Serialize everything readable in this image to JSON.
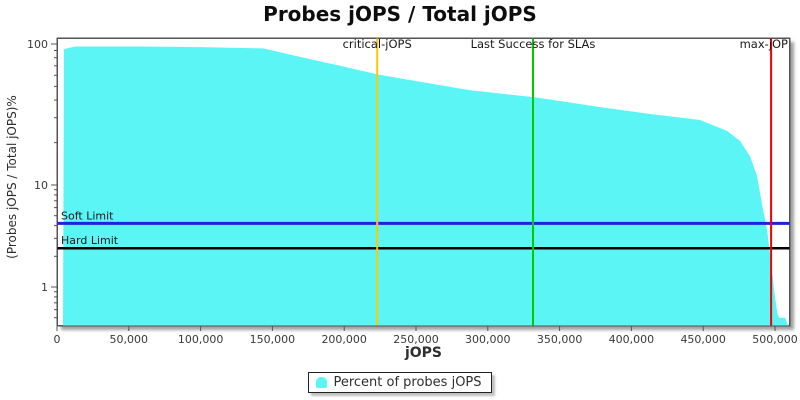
{
  "chart": {
    "title": "Probes jOPS / Total jOPS",
    "xlabel": "jOPS",
    "ylabel": "(Probes jOPS / Total jOPS)%",
    "legend": {
      "label": "Percent of probes jOPS",
      "swatch_color": "#5CF5F5"
    }
  },
  "chart_data": {
    "type": "area",
    "title": "Probes jOPS / Total jOPS",
    "xlabel": "jOPS",
    "ylabel": "(Probes jOPS / Total jOPS)%",
    "x_range": [
      0,
      510000
    ],
    "y_scale": "log",
    "y_ticks": [
      {
        "v": 100,
        "label": "100"
      },
      {
        "v": 10,
        "label": "10"
      },
      {
        "v": 1,
        "label": "1"
      }
    ],
    "x_ticks": [
      {
        "v": 0,
        "label": "0"
      },
      {
        "v": 50000,
        "label": "50,000"
      },
      {
        "v": 100000,
        "label": "100,000"
      },
      {
        "v": 150000,
        "label": "150,000"
      },
      {
        "v": 200000,
        "label": "200,000"
      },
      {
        "v": 250000,
        "label": "250,000"
      },
      {
        "v": 300000,
        "label": "300,000"
      },
      {
        "v": 350000,
        "label": "350,000"
      },
      {
        "v": 400000,
        "label": "400,000"
      },
      {
        "v": 450000,
        "label": "450,000"
      },
      {
        "v": 500000,
        "label": "500,000"
      }
    ],
    "series": [
      {
        "name": "Percent of probes jOPS",
        "color": "#5CF5F5",
        "points": [
          [
            4200,
            0.41
          ],
          [
            4900,
            92
          ],
          [
            12500,
            96
          ],
          [
            30000,
            96
          ],
          [
            57800,
            96
          ],
          [
            99600,
            95
          ],
          [
            143500,
            93
          ],
          [
            169200,
            81
          ],
          [
            197000,
            70
          ],
          [
            222800,
            61
          ],
          [
            252800,
            54
          ],
          [
            287600,
            47
          ],
          [
            331500,
            42
          ],
          [
            350300,
            39.4
          ],
          [
            378100,
            35.7
          ],
          [
            413000,
            31.9
          ],
          [
            447800,
            28.9
          ],
          [
            466600,
            24.2
          ],
          [
            475700,
            20.5
          ],
          [
            482600,
            16
          ],
          [
            487500,
            11.6
          ],
          [
            491700,
            5.7
          ],
          [
            494500,
            3.6
          ],
          [
            497300,
            1.76
          ],
          [
            499400,
            0.93
          ],
          [
            501500,
            0.56
          ],
          [
            502900,
            0.5
          ],
          [
            507100,
            0.5
          ],
          [
            508500,
            0.44
          ],
          [
            509900,
            0.41
          ]
        ]
      }
    ],
    "markers": [
      {
        "id": "critical-jops",
        "label": "critical-jOPS",
        "x": 223000,
        "color": "#FFC800"
      },
      {
        "id": "last-success-slas",
        "label": "Last Success for SLAs",
        "x": 331500,
        "color": "#00CC00"
      },
      {
        "id": "max-jops",
        "label": "max-jOP",
        "x": 497300,
        "color": "#EE0000"
      }
    ],
    "limits": [
      {
        "id": "soft-limit",
        "label": "Soft Limit",
        "y": 4.2,
        "color": "#2020E0",
        "width": 3
      },
      {
        "id": "hard-limit",
        "label": "Hard Limit",
        "y": 2.4,
        "color": "#000000",
        "width": 2.5
      }
    ],
    "legend": {
      "position": "bottom",
      "entries": [
        "Percent of probes jOPS"
      ]
    }
  }
}
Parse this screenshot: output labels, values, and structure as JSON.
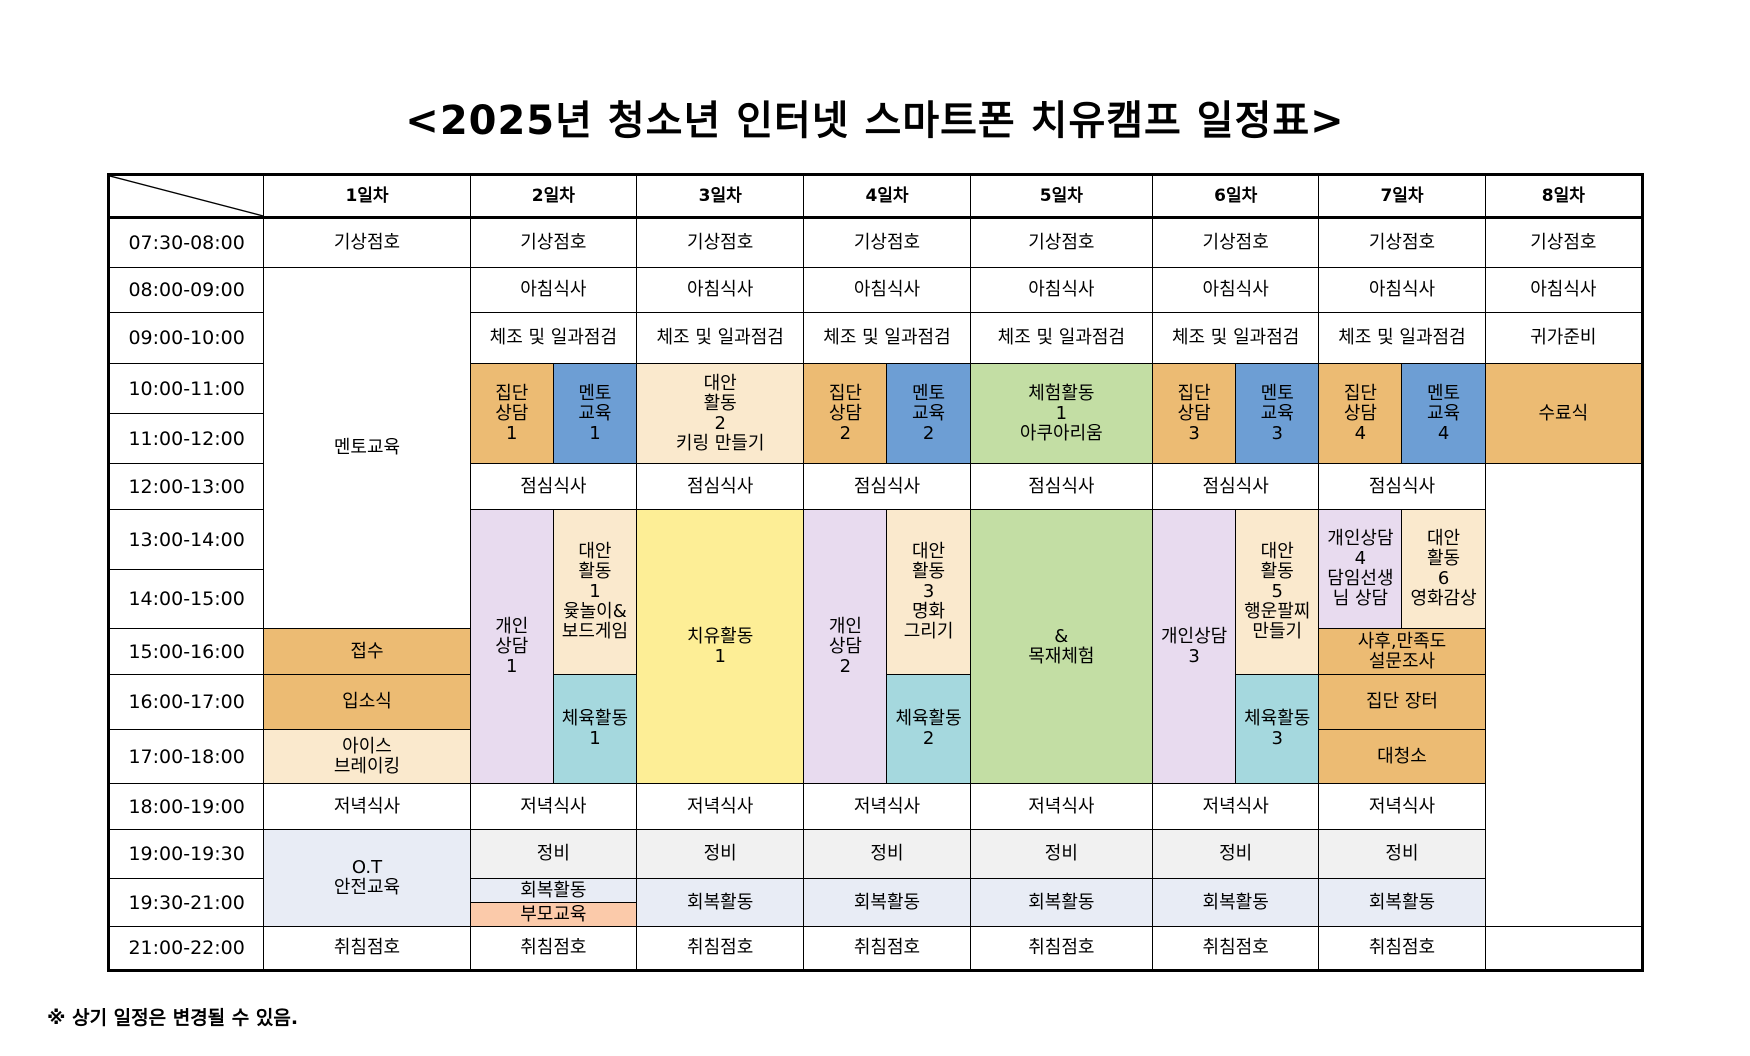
{
  "title": "<2025년 청소년 인터넷 스마트폰 치유캠프 일정표>",
  "days": [
    "1일차",
    "2일차",
    "3일차",
    "4일차",
    "5일차",
    "6일차",
    "7일차",
    "8일차"
  ],
  "times": [
    "07:30-08:00",
    "08:00-09:00",
    "09:00-10:00",
    "10:00-11:00",
    "11:00-12:00",
    "12:00-13:00",
    "13:00-14:00",
    "14:00-15:00",
    "15:00-16:00",
    "16:00-17:00",
    "17:00-18:00",
    "18:00-19:00",
    "19:00-19:30",
    "19:30-21:00",
    "21:00-22:00"
  ],
  "cells": {
    "d1_wake": "기상점호",
    "d2_wake": "기상점호",
    "d3_wake": "기상점호",
    "d4_wake": "기상점호",
    "d5_wake": "기상점호",
    "d6_wake": "기상점호",
    "d7_wake": "기상점호",
    "d8_wake": "기상점호",
    "d1_mentor": "멘토교육",
    "d2_breakfast": "아침식사",
    "d3_breakfast": "아침식사",
    "d4_breakfast": "아침식사",
    "d5_breakfast": "아침식사",
    "d6_breakfast": "아침식사",
    "d7_breakfast": "아침식사",
    "d8_breakfast": "아침식사",
    "d2_exercise": "체조 및 일과점검",
    "d3_exercise": "체조 및 일과점검",
    "d4_exercise": "체조 및 일과점검",
    "d5_exercise": "체조 및 일과점검",
    "d6_exercise": "체조 및 일과점검",
    "d7_exercise": "체조 및 일과점검",
    "d8_prep": "귀가준비",
    "d2_group": "집단\n상담\n1",
    "d2_mentoredu": "멘토\n교육\n1",
    "d3_alt2": "대안\n활동\n2\n키링 만들기",
    "d4_group": "집단\n상담\n2",
    "d4_mentoredu": "멘토\n교육\n2",
    "d5_exp": "체험활동\n1\n아쿠아리움",
    "d6_group": "집단\n상담\n3",
    "d6_mentoredu": "멘토\n교육\n3",
    "d7_group": "집단\n상담\n4",
    "d7_mentoredu": "멘토\n교육\n4",
    "d8_closing": "수료식",
    "d2_lunch": "점심식사",
    "d3_lunch": "점심식사",
    "d4_lunch": "점심식사",
    "d5_lunch": "점심식사",
    "d6_lunch": "점심식사",
    "d7_lunch": "점심식사",
    "d2_personal": "개인\n상담\n1",
    "d2_alt1": "대안\n활동\n1\n윷놀이&\n보드게임",
    "d3_heal": "치유활동\n1",
    "d4_personal": "개인\n상담\n2",
    "d4_alt3": "대안\n활동\n3\n명화\n그리기",
    "d5_wood": "&\n목재체험",
    "d6_personal": "개인상담\n3",
    "d6_alt5": "대안\n활동\n5\n행운팔찌\n만들기",
    "d7_personal": "개인상담\n4\n담임선생\n님 상담",
    "d7_alt6": "대안\n활동\n6\n영화감상",
    "d1_reception": "접수",
    "d7_survey": "사후,만족도\n설문조사",
    "d1_entrance": "입소식",
    "d2_sport": "체육활동\n1",
    "d4_sport": "체육활동\n2",
    "d6_sport": "체육활동\n3",
    "d7_market": "집단 장터",
    "d1_icebreak": "아이스\n브레이킹",
    "d7_grandclean": "대청소",
    "d1_dinner": "저녁식사",
    "d2_dinner": "저녁식사",
    "d3_dinner": "저녁식사",
    "d4_dinner": "저녁식사",
    "d5_dinner": "저녁식사",
    "d6_dinner": "저녁식사",
    "d7_dinner": "저녁식사",
    "d1_ot": "O.T\n안전교육",
    "d2_maint": "정비",
    "d3_maint": "정비",
    "d4_maint": "정비",
    "d5_maint": "정비",
    "d6_maint": "정비",
    "d7_maint": "정비",
    "d2_recovery": "회복활동",
    "d2_parent": "부모교육",
    "d3_recovery": "회복활동",
    "d4_recovery": "회복활동",
    "d5_recovery": "회복활동",
    "d6_recovery": "회복활동",
    "d7_recovery": "회복활동",
    "d1_bed": "취침점호",
    "d2_bed": "취침점호",
    "d3_bed": "취침점호",
    "d4_bed": "취침점호",
    "d5_bed": "취침점호",
    "d6_bed": "취침점호",
    "d7_bed": "취침점호"
  },
  "footnote": "※ 상기 일정은 변경될 수 있음."
}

+ + + +

What you will do
Copy out each line word for word, please, skipping the images.

Completed exercise
Serialize everything readable in this image to JSON.
{
  "chart": {
    "title": "Probes jOPS / Total jOPS",
    "xlabel": "jOPS",
    "ylabel": "(Probes jOPS / Total jOPS)%",
    "legend": {
      "label": "Percent of probes jOPS",
      "swatch_color": "#5CF5F5"
    }
  },
  "chart_data": {
    "type": "area",
    "title": "Probes jOPS / Total jOPS",
    "xlabel": "jOPS",
    "ylabel": "(Probes jOPS / Total jOPS)%",
    "x_range": [
      0,
      510000
    ],
    "y_scale": "log",
    "y_ticks": [
      {
        "v": 100,
        "label": "100"
      },
      {
        "v": 10,
        "label": "10"
      },
      {
        "v": 1,
        "label": "1"
      }
    ],
    "x_ticks": [
      {
        "v": 0,
        "label": "0"
      },
      {
        "v": 50000,
        "label": "50,000"
      },
      {
        "v": 100000,
        "label": "100,000"
      },
      {
        "v": 150000,
        "label": "150,000"
      },
      {
        "v": 200000,
        "label": "200,000"
      },
      {
        "v": 250000,
        "label": "250,000"
      },
      {
        "v": 300000,
        "label": "300,000"
      },
      {
        "v": 350000,
        "label": "350,000"
      },
      {
        "v": 400000,
        "label": "400,000"
      },
      {
        "v": 450000,
        "label": "450,000"
      },
      {
        "v": 500000,
        "label": "500,000"
      }
    ],
    "series": [
      {
        "name": "Percent of probes jOPS",
        "color": "#5CF5F5",
        "points": [
          [
            4200,
            0.41
          ],
          [
            4900,
            92
          ],
          [
            12500,
            96
          ],
          [
            30000,
            96
          ],
          [
            57800,
            96
          ],
          [
            99600,
            95
          ],
          [
            143500,
            93
          ],
          [
            169200,
            81
          ],
          [
            197000,
            70
          ],
          [
            222800,
            61
          ],
          [
            252800,
            54
          ],
          [
            287600,
            47
          ],
          [
            331500,
            42
          ],
          [
            350300,
            39.4
          ],
          [
            378100,
            35.7
          ],
          [
            413000,
            31.9
          ],
          [
            447800,
            28.9
          ],
          [
            466600,
            24.2
          ],
          [
            475700,
            20.5
          ],
          [
            482600,
            16
          ],
          [
            487500,
            11.6
          ],
          [
            491700,
            5.7
          ],
          [
            494500,
            3.6
          ],
          [
            497300,
            1.76
          ],
          [
            499400,
            0.93
          ],
          [
            501500,
            0.56
          ],
          [
            502900,
            0.5
          ],
          [
            507100,
            0.5
          ],
          [
            508500,
            0.44
          ],
          [
            509900,
            0.41
          ]
        ]
      }
    ],
    "markers": [
      {
        "id": "critical-jops",
        "label": "critical-jOPS",
        "x": 223000,
        "color": "#FFC800"
      },
      {
        "id": "last-success-slas",
        "label": "Last Success for SLAs",
        "x": 331500,
        "color": "#00CC00"
      },
      {
        "id": "max-jops",
        "label": "max-jOP",
        "x": 497300,
        "color": "#EE0000"
      }
    ],
    "limits": [
      {
        "id": "soft-limit",
        "label": "Soft Limit",
        "y": 4.2,
        "color": "#2020E0",
        "width": 3
      },
      {
        "id": "hard-limit",
        "label": "Hard Limit",
        "y": 2.4,
        "color": "#000000",
        "width": 2.5
      }
    ],
    "legend": {
      "position": "bottom",
      "entries": [
        "Percent of probes jOPS"
      ]
    }
  }
}
Parse this screenshot: output labels, values, and structure as JSON.
{
  "title": "<2025년 청소년 인터넷 스마트폰 치유캠프 일정표>",
  "days": [
    "1일차",
    "2일차",
    "3일차",
    "4일차",
    "5일차",
    "6일차",
    "7일차",
    "8일차"
  ],
  "times": [
    "07:30-08:00",
    "08:00-09:00",
    "09:00-10:00",
    "10:00-11:00",
    "11:00-12:00",
    "12:00-13:00",
    "13:00-14:00",
    "14:00-15:00",
    "15:00-16:00",
    "16:00-17:00",
    "17:00-18:00",
    "18:00-19:00",
    "19:00-19:30",
    "19:30-21:00",
    "21:00-22:00"
  ],
  "cells": {
    "d1_wake": "기상점호",
    "d2_wake": "기상점호",
    "d3_wake": "기상점호",
    "d4_wake": "기상점호",
    "d5_wake": "기상점호",
    "d6_wake": "기상점호",
    "d7_wake": "기상점호",
    "d8_wake": "기상점호",
    "d1_mentor": "멘토교육",
    "d2_breakfast": "아침식사",
    "d3_breakfast": "아침식사",
    "d4_breakfast": "아침식사",
    "d5_breakfast": "아침식사",
    "d6_breakfast": "아침식사",
    "d7_breakfast": "아침식사",
    "d8_breakfast": "아침식사",
    "d2_exercise": "체조 및 일과점검",
    "d3_exercise": "체조 및 일과점검",
    "d4_exercise": "체조 및 일과점검",
    "d5_exercise": "체조 및 일과점검",
    "d6_exercise": "체조 및 일과점검",
    "d7_exercise": "체조 및 일과점검",
    "d8_prep": "귀가준비",
    "d2_group": "집단\n상담\n1",
    "d2_mentoredu": "멘토\n교육\n1",
    "d3_alt2": "대안\n활동\n2\n키링 만들기",
    "d4_group": "집단\n상담\n2",
    "d4_mentoredu": "멘토\n교육\n2",
    "d5_exp": "체험활동\n1\n아쿠아리움",
    "d6_group": "집단\n상담\n3",
    "d6_mentoredu": "멘토\n교육\n3",
    "d7_group": "집단\n상담\n4",
    "d7_mentoredu": "멘토\n교육\n4",
    "d8_closing": "수료식",
    "d2_lunch": "점심식사",
    "d3_lunch": "점심식사",
    "d4_lunch": "점심식사",
    "d5_lunch": "점심식사",
    "d6_lunch": "점심식사",
    "d7_lunch": "점심식사",
    "d2_personal": "개인\n상담\n1",
    "d2_alt1": "대안\n활동\n1\n윷놀이&\n보드게임",
    "d3_heal": "치유활동\n1",
    "d4_personal": "개인\n상담\n2",
    "d4_alt3": "대안\n활동\n3\n명화\n그리기",
    "d5_wood": "&\n목재체험",
    "d6_personal": "개인상담\n3",
    "d6_alt5": "대안\n활동\n5\n행운팔찌\n만들기",
    "d7_personal": "개인상담\n4\n담임선생\n님 상담",
    "d7_alt6": "대안\n활동\n6\n영화감상",
    "d1_reception": "접수",
    "d7_survey": "사후,만족도\n설문조사",
    "d1_entrance": "입소식",
    "d2_sport": "체육활동\n1",
    "d4_sport": "체육활동\n2",
    "d6_sport": "체육활동\n3",
    "d7_market": "집단 장터",
    "d1_icebreak": "아이스\n브레이킹",
    "d7_grandclean": "대청소",
    "d1_dinner": "저녁식사",
    "d2_dinner": "저녁식사",
    "d3_dinner": "저녁식사",
    "d4_dinner": "저녁식사",
    "d5_dinner": "저녁식사",
    "d6_dinner": "저녁식사",
    "d7_dinner": "저녁식사",
    "d1_ot": "O.T\n안전교육",
    "d2_maint": "정비",
    "d3_maint": "정비",
    "d4_maint": "정비",
    "d5_maint": "정비",
    "d6_maint": "정비",
    "d7_maint": "정비",
    "d2_recovery": "회복활동",
    "d2_parent": "부모교육",
    "d3_recovery": "회복활동",
    "d4_recovery": "회복활동",
    "d5_recovery": "회복활동",
    "d6_recovery": "회복활동",
    "d7_recovery": "회복활동",
    "d1_bed": "취침점호",
    "d2_bed": "취침점호",
    "d3_bed": "취침점호",
    "d4_bed": "취침점호",
    "d5_bed": "취침점호",
    "d6_bed": "취침점호",
    "d7_bed": "취침점호"
  },
  "footnote": "※ 상기 일정은 변경될 수 있음."
}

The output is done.